#### DIRECTIONS
Exactly repeat the material, dropping every picture from the copy.
>> begin EXTRACTED INFORMATION
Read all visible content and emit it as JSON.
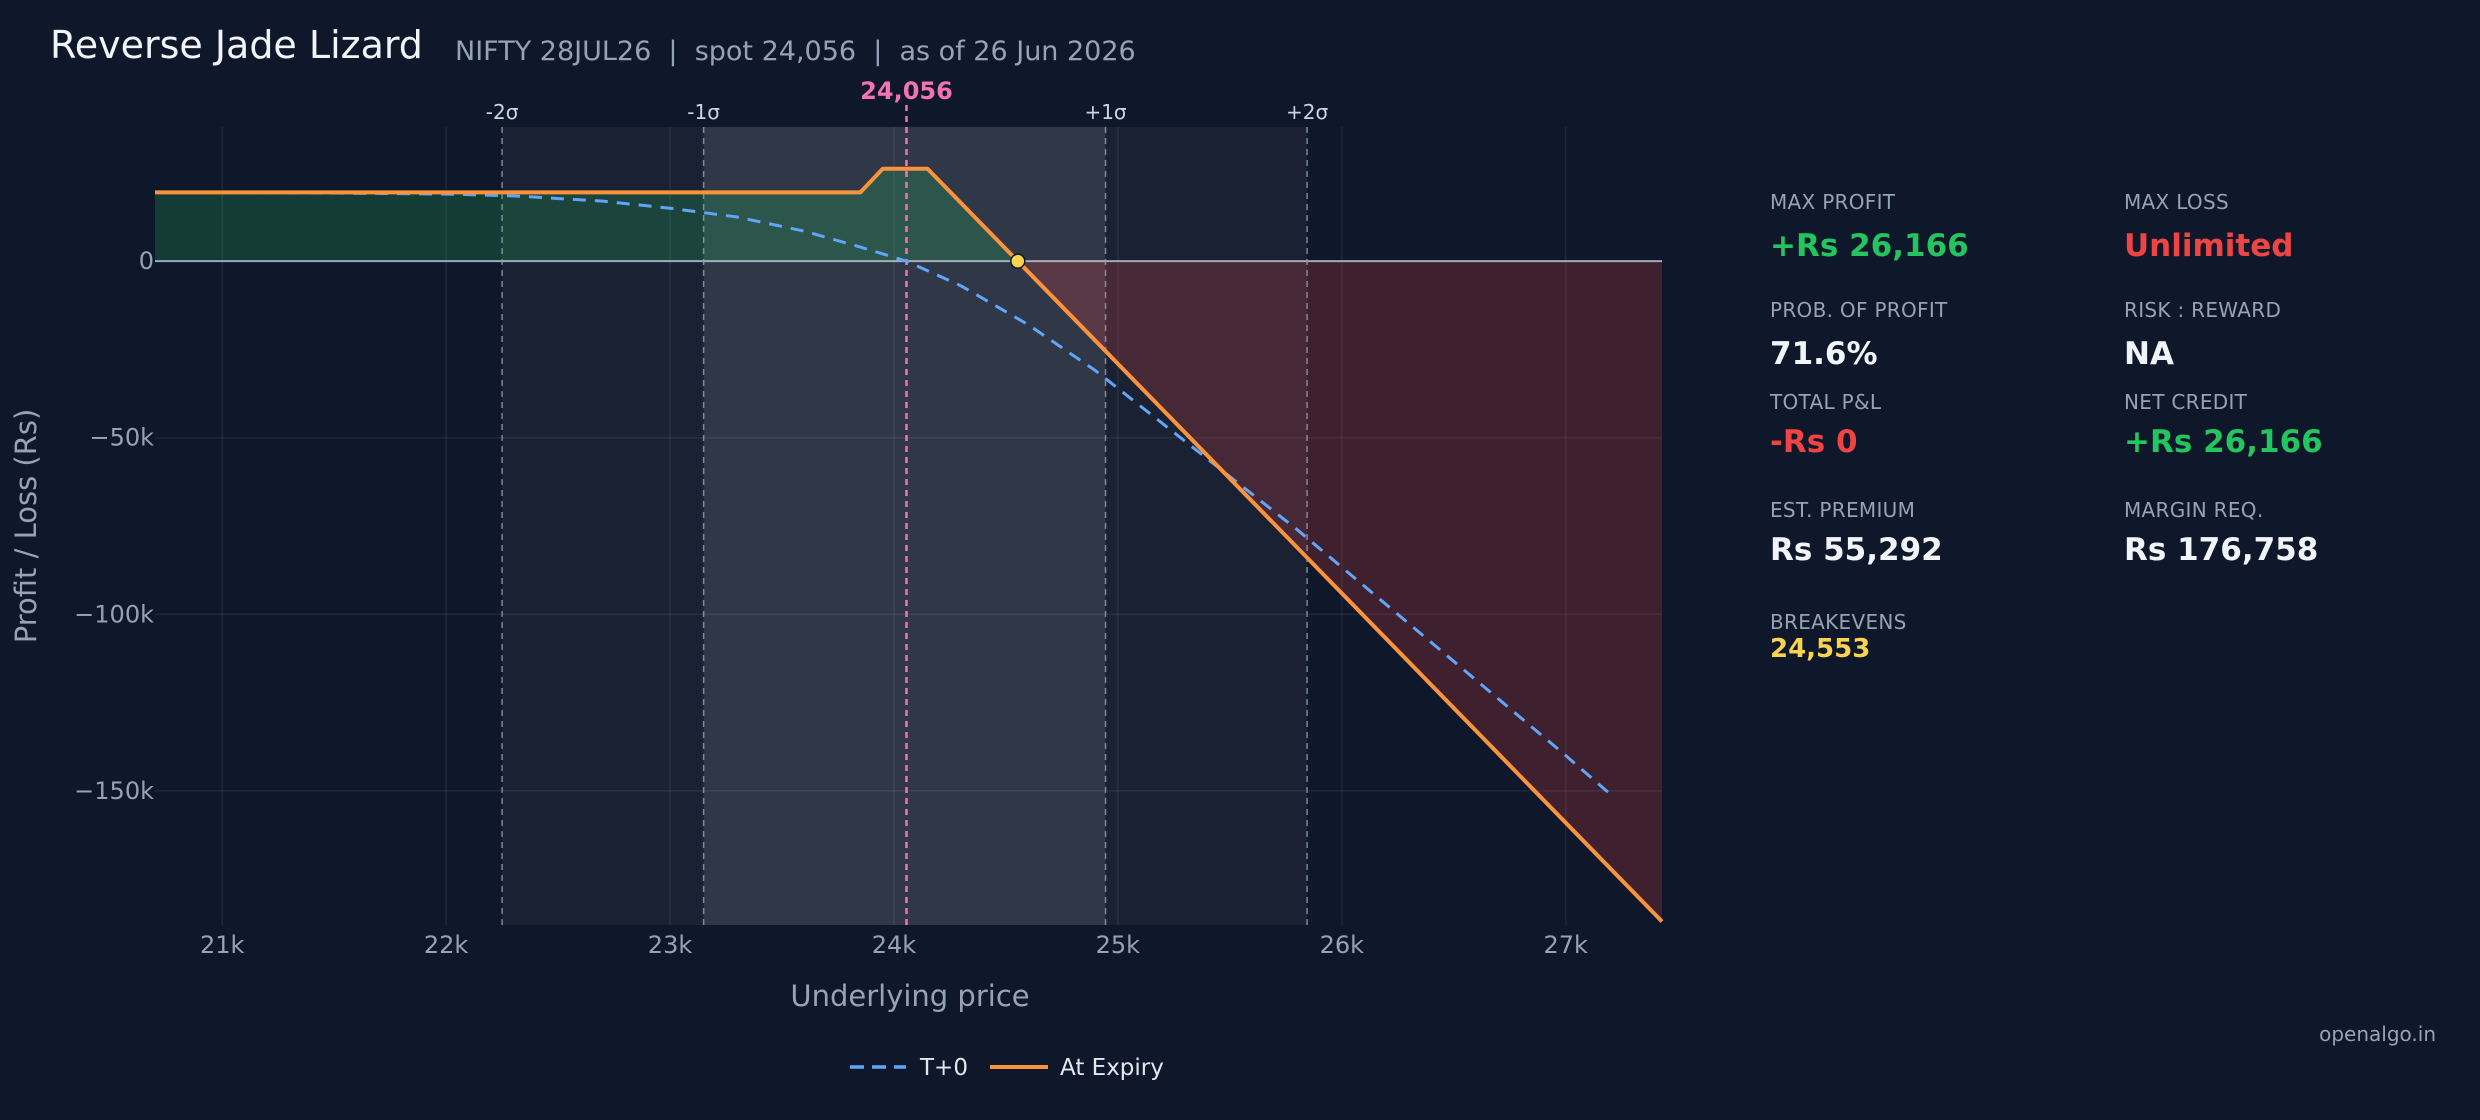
{
  "header": {
    "title": "Reverse Jade Lizard",
    "subtitle": "NIFTY 28JUL26  |  spot 24,056  |  as of 26 Jun 2026"
  },
  "chart_data": {
    "type": "line",
    "xlabel": "Underlying price",
    "ylabel": "Profit / Loss (Rs)",
    "xlim": [
      20700,
      27430
    ],
    "ylim": [
      -188000,
      38000
    ],
    "x_ticks": [
      21000,
      22000,
      23000,
      24000,
      25000,
      26000,
      27000
    ],
    "x_tick_labels": [
      "21k",
      "22k",
      "23k",
      "24k",
      "25k",
      "26k",
      "27k"
    ],
    "y_ticks": [
      0,
      -50000,
      -100000,
      -150000
    ],
    "y_tick_labels": [
      "0",
      "−50k",
      "−100k",
      "−150k"
    ],
    "spot": 24056,
    "spot_label": "24,056",
    "sigma_lines": [
      {
        "label": "-2σ",
        "x": 22250
      },
      {
        "label": "-1σ",
        "x": 23150
      },
      {
        "label": "+1σ",
        "x": 24945
      },
      {
        "label": "+2σ",
        "x": 25845
      }
    ],
    "breakeven": 24553,
    "legend_placement": "bottom-center",
    "grid": true,
    "series": [
      {
        "name": "T+0",
        "style": "dashed",
        "color": "#60a5fa",
        "x": [
          20700,
          21500,
          22000,
          22300,
          22700,
          23000,
          23300,
          23600,
          23850,
          24056,
          24300,
          24600,
          24900,
          25200,
          25500,
          25800,
          26100,
          26400,
          26700,
          27000,
          27200
        ],
        "y": [
          19500,
          19300,
          19000,
          18500,
          17000,
          15000,
          12500,
          8500,
          4000,
          0,
          -7000,
          -18000,
          -31000,
          -46000,
          -61000,
          -76000,
          -92000,
          -108000,
          -124000,
          -140000,
          -151000
        ]
      },
      {
        "name": "At Expiry",
        "style": "solid",
        "color": "#fb923c",
        "x": [
          20700,
          23850,
          23950,
          24150,
          24553,
          27430
        ],
        "y": [
          19500,
          19500,
          26166,
          26166,
          0,
          -187000
        ]
      }
    ]
  },
  "stats": {
    "max_profit": {
      "label": "MAX PROFIT",
      "value": "+Rs 26,166"
    },
    "max_loss": {
      "label": "MAX LOSS",
      "value": "Unlimited"
    },
    "prob_profit": {
      "label": "PROB. OF PROFIT",
      "value": "71.6%"
    },
    "risk_reward": {
      "label": "RISK : REWARD",
      "value": "NA"
    },
    "total_pnl": {
      "label": "TOTAL P&L",
      "value": "-Rs 0"
    },
    "net_credit": {
      "label": "NET CREDIT",
      "value": "+Rs 26,166"
    },
    "est_premium": {
      "label": "EST. PREMIUM",
      "value": "Rs 55,292"
    },
    "margin_req": {
      "label": "MARGIN REQ.",
      "value": "Rs 176,758"
    },
    "breakevens": {
      "label": "BREAKEVENS",
      "value": "24,553"
    }
  },
  "footer": {
    "brand": "openalgo.in"
  },
  "colors": {
    "background": "#0f172a",
    "profit": "#22c55e",
    "loss": "#ef4444",
    "t0": "#60a5fa",
    "expiry": "#fb923c",
    "spot": "#f472b6",
    "breakeven": "#fcd34d"
  }
}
>> end EXTRACTED INFORMATION
#### REPLY TO THE EXERCISE
Read all visible content and emit it as JSON.
{
  "header": {
    "title": "Reverse Jade Lizard",
    "subtitle": "NIFTY 28JUL26  |  spot 24,056  |  as of 26 Jun 2026"
  },
  "chart_data": {
    "type": "line",
    "xlabel": "Underlying price",
    "ylabel": "Profit / Loss (Rs)",
    "xlim": [
      20700,
      27430
    ],
    "ylim": [
      -188000,
      38000
    ],
    "x_ticks": [
      21000,
      22000,
      23000,
      24000,
      25000,
      26000,
      27000
    ],
    "x_tick_labels": [
      "21k",
      "22k",
      "23k",
      "24k",
      "25k",
      "26k",
      "27k"
    ],
    "y_ticks": [
      0,
      -50000,
      -100000,
      -150000
    ],
    "y_tick_labels": [
      "0",
      "−50k",
      "−100k",
      "−150k"
    ],
    "spot": 24056,
    "spot_label": "24,056",
    "sigma_lines": [
      {
        "label": "-2σ",
        "x": 22250
      },
      {
        "label": "-1σ",
        "x": 23150
      },
      {
        "label": "+1σ",
        "x": 24945
      },
      {
        "label": "+2σ",
        "x": 25845
      }
    ],
    "breakeven": 24553,
    "legend_placement": "bottom-center",
    "grid": true,
    "series": [
      {
        "name": "T+0",
        "style": "dashed",
        "color": "#60a5fa",
        "x": [
          20700,
          21500,
          22000,
          22300,
          22700,
          23000,
          23300,
          23600,
          23850,
          24056,
          24300,
          24600,
          24900,
          25200,
          25500,
          25800,
          26100,
          26400,
          26700,
          27000,
          27200
        ],
        "y": [
          19500,
          19300,
          19000,
          18500,
          17000,
          15000,
          12500,
          8500,
          4000,
          0,
          -7000,
          -18000,
          -31000,
          -46000,
          -61000,
          -76000,
          -92000,
          -108000,
          -124000,
          -140000,
          -151000
        ]
      },
      {
        "name": "At Expiry",
        "style": "solid",
        "color": "#fb923c",
        "x": [
          20700,
          23850,
          23950,
          24150,
          24553,
          27430
        ],
        "y": [
          19500,
          19500,
          26166,
          26166,
          0,
          -187000
        ]
      }
    ]
  },
  "stats": {
    "max_profit": {
      "label": "MAX PROFIT",
      "value": "+Rs 26,166"
    },
    "max_loss": {
      "label": "MAX LOSS",
      "value": "Unlimited"
    },
    "prob_profit": {
      "label": "PROB. OF PROFIT",
      "value": "71.6%"
    },
    "risk_reward": {
      "label": "RISK : REWARD",
      "value": "NA"
    },
    "total_pnl": {
      "label": "TOTAL P&L",
      "value": "-Rs 0"
    },
    "net_credit": {
      "label": "NET CREDIT",
      "value": "+Rs 26,166"
    },
    "est_premium": {
      "label": "EST. PREMIUM",
      "value": "Rs 55,292"
    },
    "margin_req": {
      "label": "MARGIN REQ.",
      "value": "Rs 176,758"
    },
    "breakevens": {
      "label": "BREAKEVENS",
      "value": "24,553"
    }
  },
  "footer": {
    "brand": "openalgo.in"
  },
  "colors": {
    "background": "#0f172a",
    "profit": "#22c55e",
    "loss": "#ef4444",
    "t0": "#60a5fa",
    "expiry": "#fb923c",
    "spot": "#f472b6",
    "breakeven": "#fcd34d"
  }
}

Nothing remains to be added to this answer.